[Spatial layout data]
--*--
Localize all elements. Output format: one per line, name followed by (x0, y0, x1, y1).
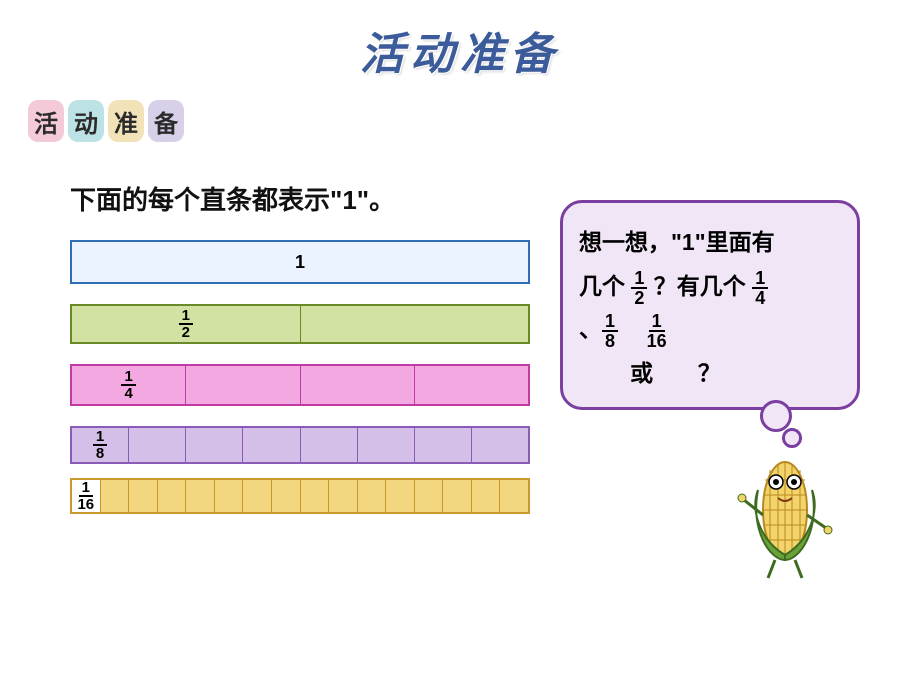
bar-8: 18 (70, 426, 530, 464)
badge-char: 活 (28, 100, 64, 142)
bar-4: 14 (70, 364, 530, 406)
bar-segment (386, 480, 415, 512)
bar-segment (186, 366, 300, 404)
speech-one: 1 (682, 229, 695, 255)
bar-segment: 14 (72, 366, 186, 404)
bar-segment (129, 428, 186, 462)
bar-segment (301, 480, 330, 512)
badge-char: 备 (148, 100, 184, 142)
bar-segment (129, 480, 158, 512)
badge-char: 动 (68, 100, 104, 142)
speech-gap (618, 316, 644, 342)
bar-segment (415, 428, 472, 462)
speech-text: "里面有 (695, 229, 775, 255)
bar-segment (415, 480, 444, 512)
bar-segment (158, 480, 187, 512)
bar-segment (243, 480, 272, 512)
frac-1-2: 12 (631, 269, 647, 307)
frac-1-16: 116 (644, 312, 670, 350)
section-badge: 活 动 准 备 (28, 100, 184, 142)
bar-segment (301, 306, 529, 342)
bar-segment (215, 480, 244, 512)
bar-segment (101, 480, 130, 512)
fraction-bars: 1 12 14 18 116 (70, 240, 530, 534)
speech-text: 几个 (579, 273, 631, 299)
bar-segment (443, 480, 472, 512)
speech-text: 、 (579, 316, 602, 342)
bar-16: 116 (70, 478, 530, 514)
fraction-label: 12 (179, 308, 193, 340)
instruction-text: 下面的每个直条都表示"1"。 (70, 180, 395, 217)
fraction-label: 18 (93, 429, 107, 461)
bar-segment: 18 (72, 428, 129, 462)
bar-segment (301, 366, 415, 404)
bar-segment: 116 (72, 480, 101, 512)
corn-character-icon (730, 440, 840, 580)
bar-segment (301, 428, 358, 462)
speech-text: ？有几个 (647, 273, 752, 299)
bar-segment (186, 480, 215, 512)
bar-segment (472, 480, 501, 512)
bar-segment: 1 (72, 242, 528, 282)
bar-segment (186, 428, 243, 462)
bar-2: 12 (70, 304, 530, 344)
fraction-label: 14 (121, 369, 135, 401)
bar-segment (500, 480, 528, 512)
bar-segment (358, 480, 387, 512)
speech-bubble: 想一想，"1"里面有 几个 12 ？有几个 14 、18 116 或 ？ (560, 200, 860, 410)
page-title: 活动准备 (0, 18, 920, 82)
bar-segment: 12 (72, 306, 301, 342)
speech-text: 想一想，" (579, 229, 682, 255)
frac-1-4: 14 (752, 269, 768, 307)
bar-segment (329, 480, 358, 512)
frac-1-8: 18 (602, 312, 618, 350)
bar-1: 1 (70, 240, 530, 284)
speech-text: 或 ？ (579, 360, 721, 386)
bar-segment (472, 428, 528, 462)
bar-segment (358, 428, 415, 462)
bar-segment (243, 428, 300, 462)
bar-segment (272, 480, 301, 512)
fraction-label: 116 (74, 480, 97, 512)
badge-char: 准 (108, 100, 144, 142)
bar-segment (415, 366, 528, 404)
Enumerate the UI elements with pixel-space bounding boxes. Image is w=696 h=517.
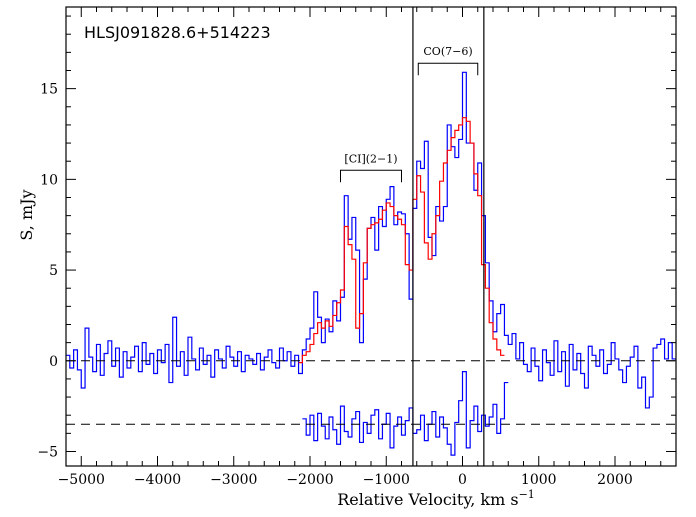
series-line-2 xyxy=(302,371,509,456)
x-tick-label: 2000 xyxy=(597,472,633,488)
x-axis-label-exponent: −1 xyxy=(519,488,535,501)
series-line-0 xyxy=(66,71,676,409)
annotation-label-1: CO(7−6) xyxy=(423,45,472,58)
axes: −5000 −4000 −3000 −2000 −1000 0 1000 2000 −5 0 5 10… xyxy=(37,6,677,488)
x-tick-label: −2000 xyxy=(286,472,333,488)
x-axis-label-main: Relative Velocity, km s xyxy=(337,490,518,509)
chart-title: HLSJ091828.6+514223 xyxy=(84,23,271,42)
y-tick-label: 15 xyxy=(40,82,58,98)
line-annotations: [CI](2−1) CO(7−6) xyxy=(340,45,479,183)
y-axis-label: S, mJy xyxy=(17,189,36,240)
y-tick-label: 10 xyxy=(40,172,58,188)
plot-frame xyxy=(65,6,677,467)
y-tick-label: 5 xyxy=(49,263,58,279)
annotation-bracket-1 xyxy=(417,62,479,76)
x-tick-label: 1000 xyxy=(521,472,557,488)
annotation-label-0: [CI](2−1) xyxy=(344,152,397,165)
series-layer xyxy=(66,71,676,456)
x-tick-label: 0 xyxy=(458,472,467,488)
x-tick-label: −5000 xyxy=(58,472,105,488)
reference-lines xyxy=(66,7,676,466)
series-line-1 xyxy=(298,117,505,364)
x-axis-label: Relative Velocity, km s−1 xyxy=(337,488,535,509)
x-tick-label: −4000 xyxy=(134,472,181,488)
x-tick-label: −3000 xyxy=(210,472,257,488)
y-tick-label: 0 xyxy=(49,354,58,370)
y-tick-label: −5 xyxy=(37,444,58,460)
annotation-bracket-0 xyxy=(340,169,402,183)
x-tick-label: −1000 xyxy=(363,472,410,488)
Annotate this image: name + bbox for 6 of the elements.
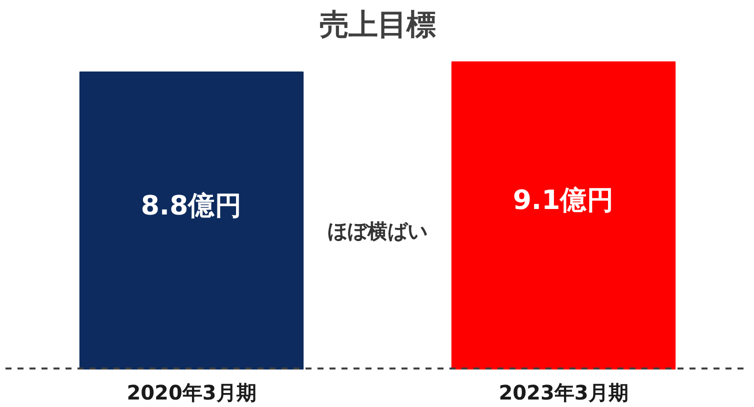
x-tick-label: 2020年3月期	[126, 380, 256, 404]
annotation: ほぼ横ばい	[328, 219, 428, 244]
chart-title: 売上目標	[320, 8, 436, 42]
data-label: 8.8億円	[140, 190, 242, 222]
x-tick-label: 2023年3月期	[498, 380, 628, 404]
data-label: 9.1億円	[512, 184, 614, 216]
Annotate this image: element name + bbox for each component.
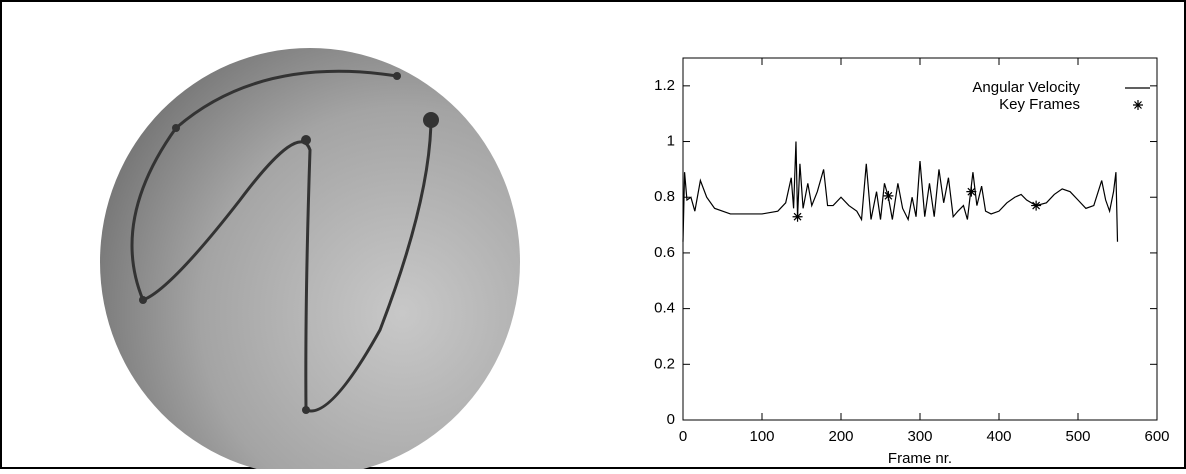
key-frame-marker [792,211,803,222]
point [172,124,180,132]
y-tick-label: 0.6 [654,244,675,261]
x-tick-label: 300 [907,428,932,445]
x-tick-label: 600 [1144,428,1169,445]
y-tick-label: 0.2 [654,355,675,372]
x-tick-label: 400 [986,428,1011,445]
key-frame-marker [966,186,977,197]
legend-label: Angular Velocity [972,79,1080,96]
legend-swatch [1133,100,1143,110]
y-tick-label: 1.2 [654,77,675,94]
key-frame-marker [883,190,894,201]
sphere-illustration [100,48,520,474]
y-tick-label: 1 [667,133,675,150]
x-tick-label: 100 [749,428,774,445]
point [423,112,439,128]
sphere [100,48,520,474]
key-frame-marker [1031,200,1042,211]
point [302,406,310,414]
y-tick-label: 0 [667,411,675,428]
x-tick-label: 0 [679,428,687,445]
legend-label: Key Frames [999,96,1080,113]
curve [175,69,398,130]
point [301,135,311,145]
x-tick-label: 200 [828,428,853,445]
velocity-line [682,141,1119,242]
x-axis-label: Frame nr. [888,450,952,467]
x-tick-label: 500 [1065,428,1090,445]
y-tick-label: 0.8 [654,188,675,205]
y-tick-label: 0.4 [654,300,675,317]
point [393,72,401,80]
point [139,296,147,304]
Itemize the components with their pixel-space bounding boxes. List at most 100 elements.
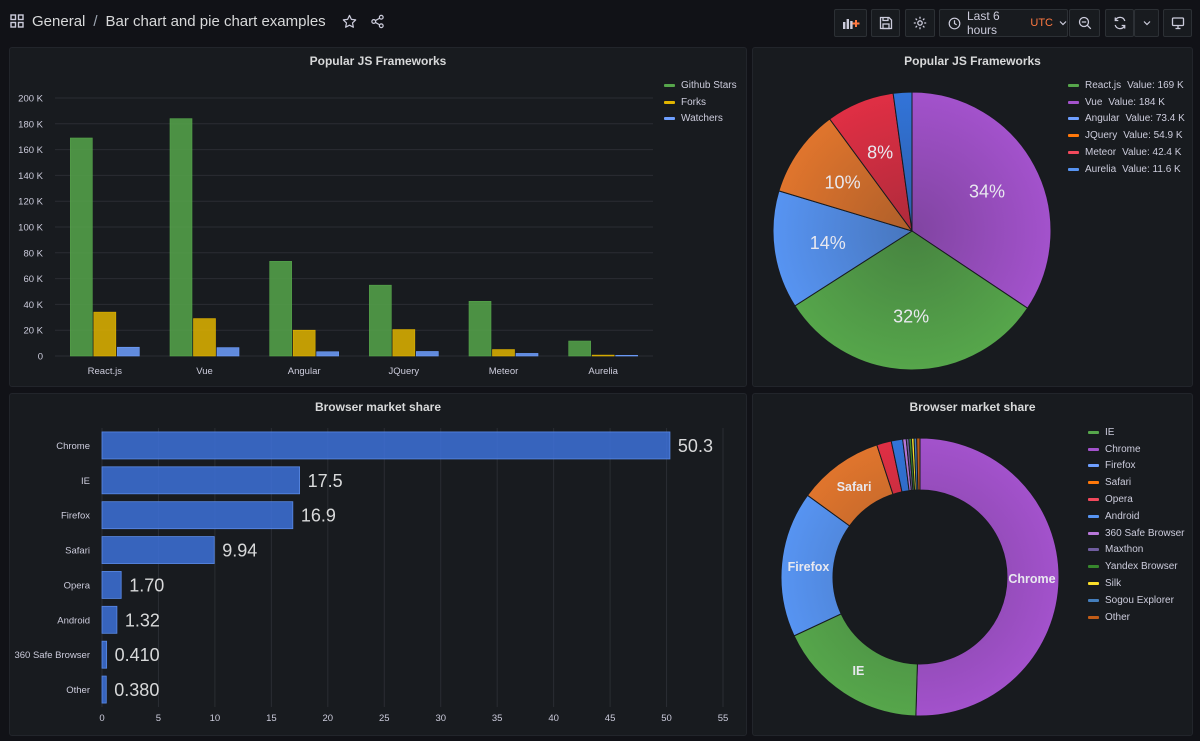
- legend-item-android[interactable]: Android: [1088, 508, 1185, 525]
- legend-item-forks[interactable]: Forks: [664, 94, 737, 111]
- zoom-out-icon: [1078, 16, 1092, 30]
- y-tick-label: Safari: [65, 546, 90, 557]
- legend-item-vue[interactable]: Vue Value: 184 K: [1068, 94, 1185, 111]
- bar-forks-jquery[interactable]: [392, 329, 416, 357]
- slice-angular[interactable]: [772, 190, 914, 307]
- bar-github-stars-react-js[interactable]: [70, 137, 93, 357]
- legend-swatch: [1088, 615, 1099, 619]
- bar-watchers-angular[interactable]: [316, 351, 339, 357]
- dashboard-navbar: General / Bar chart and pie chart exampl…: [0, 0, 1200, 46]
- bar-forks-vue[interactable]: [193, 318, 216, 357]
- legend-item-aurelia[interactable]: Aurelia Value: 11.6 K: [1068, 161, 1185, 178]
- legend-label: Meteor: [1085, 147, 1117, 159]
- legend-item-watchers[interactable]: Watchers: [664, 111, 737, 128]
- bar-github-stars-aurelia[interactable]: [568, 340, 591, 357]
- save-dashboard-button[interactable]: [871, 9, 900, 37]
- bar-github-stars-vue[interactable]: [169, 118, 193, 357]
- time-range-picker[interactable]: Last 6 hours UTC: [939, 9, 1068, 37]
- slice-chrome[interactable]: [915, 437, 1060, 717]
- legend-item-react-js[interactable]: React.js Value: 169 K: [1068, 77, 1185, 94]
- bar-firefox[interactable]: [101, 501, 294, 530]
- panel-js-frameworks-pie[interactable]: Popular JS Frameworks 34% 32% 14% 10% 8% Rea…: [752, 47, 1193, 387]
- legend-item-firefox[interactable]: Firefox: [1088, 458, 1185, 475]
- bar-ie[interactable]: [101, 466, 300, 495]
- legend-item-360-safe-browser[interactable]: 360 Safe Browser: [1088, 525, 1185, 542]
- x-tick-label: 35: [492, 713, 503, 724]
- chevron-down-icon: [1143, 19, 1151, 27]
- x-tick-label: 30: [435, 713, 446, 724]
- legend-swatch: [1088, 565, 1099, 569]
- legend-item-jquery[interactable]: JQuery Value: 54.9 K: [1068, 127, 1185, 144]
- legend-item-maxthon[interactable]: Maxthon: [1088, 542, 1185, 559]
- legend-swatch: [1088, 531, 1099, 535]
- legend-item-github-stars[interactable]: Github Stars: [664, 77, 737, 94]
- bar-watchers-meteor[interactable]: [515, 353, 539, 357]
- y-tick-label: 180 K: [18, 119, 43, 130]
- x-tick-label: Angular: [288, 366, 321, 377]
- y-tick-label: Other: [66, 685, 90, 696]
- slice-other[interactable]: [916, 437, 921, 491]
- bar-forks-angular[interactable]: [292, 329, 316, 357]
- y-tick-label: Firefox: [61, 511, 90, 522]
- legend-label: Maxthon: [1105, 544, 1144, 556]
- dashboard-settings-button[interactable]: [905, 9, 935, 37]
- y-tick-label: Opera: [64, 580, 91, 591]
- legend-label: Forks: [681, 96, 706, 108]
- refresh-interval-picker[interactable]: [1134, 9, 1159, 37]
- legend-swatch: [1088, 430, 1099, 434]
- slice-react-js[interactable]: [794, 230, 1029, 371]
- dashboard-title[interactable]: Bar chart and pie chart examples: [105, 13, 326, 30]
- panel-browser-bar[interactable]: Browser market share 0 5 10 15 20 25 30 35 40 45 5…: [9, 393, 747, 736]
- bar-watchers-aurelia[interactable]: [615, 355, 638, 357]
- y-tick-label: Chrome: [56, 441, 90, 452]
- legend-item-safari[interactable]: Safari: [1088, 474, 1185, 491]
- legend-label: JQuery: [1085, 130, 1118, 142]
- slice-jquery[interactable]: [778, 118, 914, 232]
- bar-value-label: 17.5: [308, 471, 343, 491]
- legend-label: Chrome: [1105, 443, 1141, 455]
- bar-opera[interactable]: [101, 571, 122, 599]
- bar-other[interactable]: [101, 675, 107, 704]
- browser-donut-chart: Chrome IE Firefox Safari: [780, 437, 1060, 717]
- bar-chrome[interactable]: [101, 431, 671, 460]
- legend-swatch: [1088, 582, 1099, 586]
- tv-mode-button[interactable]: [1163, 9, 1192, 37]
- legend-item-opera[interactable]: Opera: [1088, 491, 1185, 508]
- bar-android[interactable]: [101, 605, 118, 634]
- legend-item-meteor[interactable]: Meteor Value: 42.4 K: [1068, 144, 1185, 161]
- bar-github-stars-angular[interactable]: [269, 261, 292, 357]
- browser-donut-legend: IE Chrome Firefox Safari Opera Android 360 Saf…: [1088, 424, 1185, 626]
--*--
[PROBLEM TO SOLVE]:
Duplicate the lines from the line containing "series-line-2 xyxy=(302,371,509,456)" through the line containing "axes: −5000 −4000", leaving each one unchanged.

[FULL RESPONSE]:
series-line-2 xyxy=(302,371,509,456)
x-tick-label: 2000 xyxy=(597,472,633,488)
x-axis-label-exponent: −1 xyxy=(519,488,535,501)
series-line-0 xyxy=(66,71,676,409)
annotation-label-1: CO(7−6) xyxy=(423,45,472,58)
axes: −5000 −4000 −3000 −2000 −1000 0 1000 2000 −5 0 5 10… xyxy=(37,6,677,488)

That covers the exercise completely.